━━ DATA FOR THIS EXERCISE ━━
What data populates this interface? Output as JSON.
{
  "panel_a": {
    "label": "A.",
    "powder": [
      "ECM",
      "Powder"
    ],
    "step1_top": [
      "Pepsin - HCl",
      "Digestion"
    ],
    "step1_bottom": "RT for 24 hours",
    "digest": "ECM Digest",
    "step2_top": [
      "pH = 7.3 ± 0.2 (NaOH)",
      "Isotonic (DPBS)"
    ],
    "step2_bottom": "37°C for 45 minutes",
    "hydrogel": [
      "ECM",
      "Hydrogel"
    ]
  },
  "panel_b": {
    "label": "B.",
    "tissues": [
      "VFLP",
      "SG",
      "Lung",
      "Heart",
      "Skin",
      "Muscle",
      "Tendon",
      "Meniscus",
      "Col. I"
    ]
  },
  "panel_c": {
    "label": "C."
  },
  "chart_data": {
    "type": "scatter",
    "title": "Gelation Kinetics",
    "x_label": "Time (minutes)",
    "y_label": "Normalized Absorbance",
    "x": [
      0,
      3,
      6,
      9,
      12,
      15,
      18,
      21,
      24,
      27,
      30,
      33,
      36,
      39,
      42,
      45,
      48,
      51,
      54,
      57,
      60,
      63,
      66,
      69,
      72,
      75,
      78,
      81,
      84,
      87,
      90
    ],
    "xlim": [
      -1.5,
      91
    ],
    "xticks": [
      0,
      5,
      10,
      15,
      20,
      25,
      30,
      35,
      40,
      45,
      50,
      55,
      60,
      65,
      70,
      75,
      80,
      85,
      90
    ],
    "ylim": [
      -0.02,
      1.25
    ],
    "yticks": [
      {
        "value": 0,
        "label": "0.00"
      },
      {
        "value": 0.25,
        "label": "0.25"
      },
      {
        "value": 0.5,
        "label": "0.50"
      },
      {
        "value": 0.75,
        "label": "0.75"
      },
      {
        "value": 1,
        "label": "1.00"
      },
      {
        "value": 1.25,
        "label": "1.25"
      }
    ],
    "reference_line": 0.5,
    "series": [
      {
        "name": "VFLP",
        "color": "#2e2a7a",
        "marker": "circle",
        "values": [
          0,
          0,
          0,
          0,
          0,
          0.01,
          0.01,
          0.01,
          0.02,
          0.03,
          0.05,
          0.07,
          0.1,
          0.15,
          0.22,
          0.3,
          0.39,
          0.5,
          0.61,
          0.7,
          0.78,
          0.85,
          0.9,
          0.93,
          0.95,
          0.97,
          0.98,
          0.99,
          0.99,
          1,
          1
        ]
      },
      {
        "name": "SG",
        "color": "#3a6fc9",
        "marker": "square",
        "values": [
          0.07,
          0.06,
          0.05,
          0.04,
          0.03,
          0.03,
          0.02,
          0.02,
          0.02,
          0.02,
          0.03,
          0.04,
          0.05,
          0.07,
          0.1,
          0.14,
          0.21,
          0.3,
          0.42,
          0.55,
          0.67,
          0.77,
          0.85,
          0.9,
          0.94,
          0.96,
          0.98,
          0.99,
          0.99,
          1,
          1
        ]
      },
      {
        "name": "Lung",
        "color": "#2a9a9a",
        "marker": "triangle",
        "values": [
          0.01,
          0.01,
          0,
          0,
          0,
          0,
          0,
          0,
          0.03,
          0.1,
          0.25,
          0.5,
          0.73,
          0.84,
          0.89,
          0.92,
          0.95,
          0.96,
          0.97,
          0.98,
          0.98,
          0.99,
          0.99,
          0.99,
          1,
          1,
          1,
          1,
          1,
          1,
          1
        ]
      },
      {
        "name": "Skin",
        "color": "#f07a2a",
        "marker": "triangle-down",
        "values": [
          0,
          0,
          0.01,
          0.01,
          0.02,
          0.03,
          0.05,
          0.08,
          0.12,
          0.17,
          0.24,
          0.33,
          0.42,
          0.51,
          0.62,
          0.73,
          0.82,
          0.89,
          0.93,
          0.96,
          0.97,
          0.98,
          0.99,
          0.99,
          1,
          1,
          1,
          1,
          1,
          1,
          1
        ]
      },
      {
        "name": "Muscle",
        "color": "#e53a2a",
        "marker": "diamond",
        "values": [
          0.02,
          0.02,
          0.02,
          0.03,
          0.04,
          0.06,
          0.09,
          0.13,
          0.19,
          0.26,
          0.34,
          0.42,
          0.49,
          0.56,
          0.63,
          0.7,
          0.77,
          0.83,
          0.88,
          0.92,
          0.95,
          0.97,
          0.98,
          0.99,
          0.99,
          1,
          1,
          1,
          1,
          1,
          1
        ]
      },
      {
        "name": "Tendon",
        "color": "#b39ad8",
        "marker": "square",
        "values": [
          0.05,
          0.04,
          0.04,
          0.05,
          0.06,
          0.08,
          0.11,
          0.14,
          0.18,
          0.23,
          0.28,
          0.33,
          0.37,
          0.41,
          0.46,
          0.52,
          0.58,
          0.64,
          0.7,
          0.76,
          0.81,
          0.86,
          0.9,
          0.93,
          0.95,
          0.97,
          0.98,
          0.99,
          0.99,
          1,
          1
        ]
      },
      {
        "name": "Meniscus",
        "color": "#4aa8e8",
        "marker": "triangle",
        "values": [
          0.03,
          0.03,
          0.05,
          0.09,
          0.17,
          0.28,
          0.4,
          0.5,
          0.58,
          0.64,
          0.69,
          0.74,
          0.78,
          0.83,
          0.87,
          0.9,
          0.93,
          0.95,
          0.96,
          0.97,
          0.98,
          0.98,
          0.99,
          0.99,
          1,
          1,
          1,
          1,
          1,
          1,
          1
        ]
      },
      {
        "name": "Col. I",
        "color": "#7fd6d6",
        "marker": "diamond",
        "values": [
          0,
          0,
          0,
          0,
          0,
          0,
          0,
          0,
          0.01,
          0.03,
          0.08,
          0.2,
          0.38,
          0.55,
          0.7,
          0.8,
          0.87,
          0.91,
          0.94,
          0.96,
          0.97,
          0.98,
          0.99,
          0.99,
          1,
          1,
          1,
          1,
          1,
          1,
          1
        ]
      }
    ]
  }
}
━━━
Faithfully reproduce all of the records, character for character.

▶ **COMPLETED EXERCISE**
What data populates this interface? Output as JSON.
{
  "panel_a": {
    "label": "A.",
    "powder": [
      "ECM",
      "Powder"
    ],
    "step1_top": [
      "Pepsin - HCl",
      "Digestion"
    ],
    "step1_bottom": "RT for 24 hours",
    "digest": "ECM Digest",
    "step2_top": [
      "pH = 7.3 ± 0.2 (NaOH)",
      "Isotonic (DPBS)"
    ],
    "step2_bottom": "37°C for 45 minutes",
    "hydrogel": [
      "ECM",
      "Hydrogel"
    ]
  },
  "panel_b": {
    "label": "B.",
    "tissues": [
      "VFLP",
      "SG",
      "Lung",
      "Heart",
      "Skin",
      "Muscle",
      "Tendon",
      "Meniscus",
      "Col. I"
    ]
  },
  "panel_c": {
    "label": "C."
  },
  "chart_data": {
    "type": "scatter",
    "title": "Gelation Kinetics",
    "x_label": "Time (minutes)",
    "y_label": "Normalized Absorbance",
    "x": [
      0,
      3,
      6,
      9,
      12,
      15,
      18,
      21,
      24,
      27,
      30,
      33,
      36,
      39,
      42,
      45,
      48,
      51,
      54,
      57,
      60,
      63,
      66,
      69,
      72,
      75,
      78,
      81,
      84,
      87,
      90
    ],
    "xlim": [
      -1.5,
      91
    ],
    "xticks": [
      0,
      5,
      10,
      15,
      20,
      25,
      30,
      35,
      40,
      45,
      50,
      55,
      60,
      65,
      70,
      75,
      80,
      85,
      90
    ],
    "ylim": [
      -0.02,
      1.25
    ],
    "yticks": [
      {
        "value": 0,
        "label": "0.00"
      },
      {
        "value": 0.25,
        "label": "0.25"
      },
      {
        "value": 0.5,
        "label": "0.50"
      },
      {
        "value": 0.75,
        "label": "0.75"
      },
      {
        "value": 1,
        "label": "1.00"
      },
      {
        "value": 1.25,
        "label": "1.25"
      }
    ],
    "reference_line": 0.5,
    "series": [
      {
        "name": "VFLP",
        "color": "#2e2a7a",
        "marker": "circle",
        "values": [
          0,
          0,
          0,
          0,
          0,
          0.01,
          0.01,
          0.01,
          0.02,
          0.03,
          0.05,
          0.07,
          0.1,
          0.15,
          0.22,
          0.3,
          0.39,
          0.5,
          0.61,
          0.7,
          0.78,
          0.85,
          0.9,
          0.93,
          0.95,
          0.97,
          0.98,
          0.99,
          0.99,
          1,
          1
        ]
      },
      {
        "name": "SG",
        "color": "#3a6fc9",
        "marker": "square",
        "values": [
          0.07,
          0.06,
          0.05,
          0.04,
          0.03,
          0.03,
          0.02,
          0.02,
          0.02,
          0.02,
          0.03,
          0.04,
          0.05,
          0.07,
          0.1,
          0.14,
          0.21,
          0.3,
          0.42,
          0.55,
          0.67,
          0.77,
          0.85,
          0.9,
          0.94,
          0.96,
          0.98,
          0.99,
          0.99,
          1,
          1
        ]
      },
      {
        "name": "Lung",
        "color": "#2a9a9a",
        "marker": "triangle",
        "values": [
          0.01,
          0.01,
          0,
          0,
          0,
          0,
          0,
          0,
          0.03,
          0.1,
          0.25,
          0.5,
          0.73,
          0.84,
          0.89,
          0.92,
          0.95,
          0.96,
          0.97,
          0.98,
          0.98,
          0.99,
          0.99,
          0.99,
          1,
          1,
          1,
          1,
          1,
          1,
          1
        ]
      },
      {
        "name": "Skin",
        "color": "#f07a2a",
        "marker": "triangle-down",
        "values": [
          0,
          0,
          0.01,
          0.01,
          0.02,
          0.03,
          0.05,
          0.08,
          0.12,
          0.17,
          0.24,
          0.33,
          0.42,
          0.51,
          0.62,
          0.73,
          0.82,
          0.89,
          0.93,
          0.96,
          0.97,
          0.98,
          0.99,
          0.99,
          1,
          1,
          1,
          1,
          1,
          1,
          1
        ]
      },
      {
        "name": "Muscle",
        "color": "#e53a2a",
        "marker": "diamond",
        "values": [
          0.02,
          0.02,
          0.02,
          0.03,
          0.04,
          0.06,
          0.09,
          0.13,
          0.19,
          0.26,
          0.34,
          0.42,
          0.49,
          0.56,
          0.63,
          0.7,
          0.77,
          0.83,
          0.88,
          0.92,
          0.95,
          0.97,
          0.98,
          0.99,
          0.99,
          1,
          1,
          1,
          1,
          1,
          1
        ]
      },
      {
        "name": "Tendon",
        "color": "#b39ad8",
        "marker": "square",
        "values": [
          0.05,
          0.04,
          0.04,
          0.05,
          0.06,
          0.08,
          0.11,
          0.14,
          0.18,
          0.23,
          0.28,
          0.33,
          0.37,
          0.41,
          0.46,
          0.52,
          0.58,
          0.64,
          0.7,
          0.76,
          0.81,
          0.86,
          0.9,
          0.93,
          0.95,
          0.97,
          0.98,
          0.99,
          0.99,
          1,
          1
        ]
      },
      {
        "name": "Meniscus",
        "color": "#4aa8e8",
        "marker": "triangle",
        "values": [
          0.03,
          0.03,
          0.05,
          0.09,
          0.17,
          0.28,
          0.4,
          0.5,
          0.58,
          0.64,
          0.69,
          0.74,
          0.78,
          0.83,
          0.87,
          0.9,
          0.93,
          0.95,
          0.96,
          0.97,
          0.98,
          0.98,
          0.99,
          0.99,
          1,
          1,
          1,
          1,
          1,
          1,
          1
        ]
      },
      {
        "name": "Col. I",
        "color": "#7fd6d6",
        "marker": "diamond",
        "values": [
          0,
          0,
          0,
          0,
          0,
          0,
          0,
          0,
          0.01,
          0.03,
          0.08,
          0.2,
          0.38,
          0.55,
          0.7,
          0.8,
          0.87,
          0.91,
          0.94,
          0.96,
          0.97,
          0.98,
          0.99,
          0.99,
          1,
          1,
          1,
          1,
          1,
          1,
          1
        ]
      }
    ]
  }
}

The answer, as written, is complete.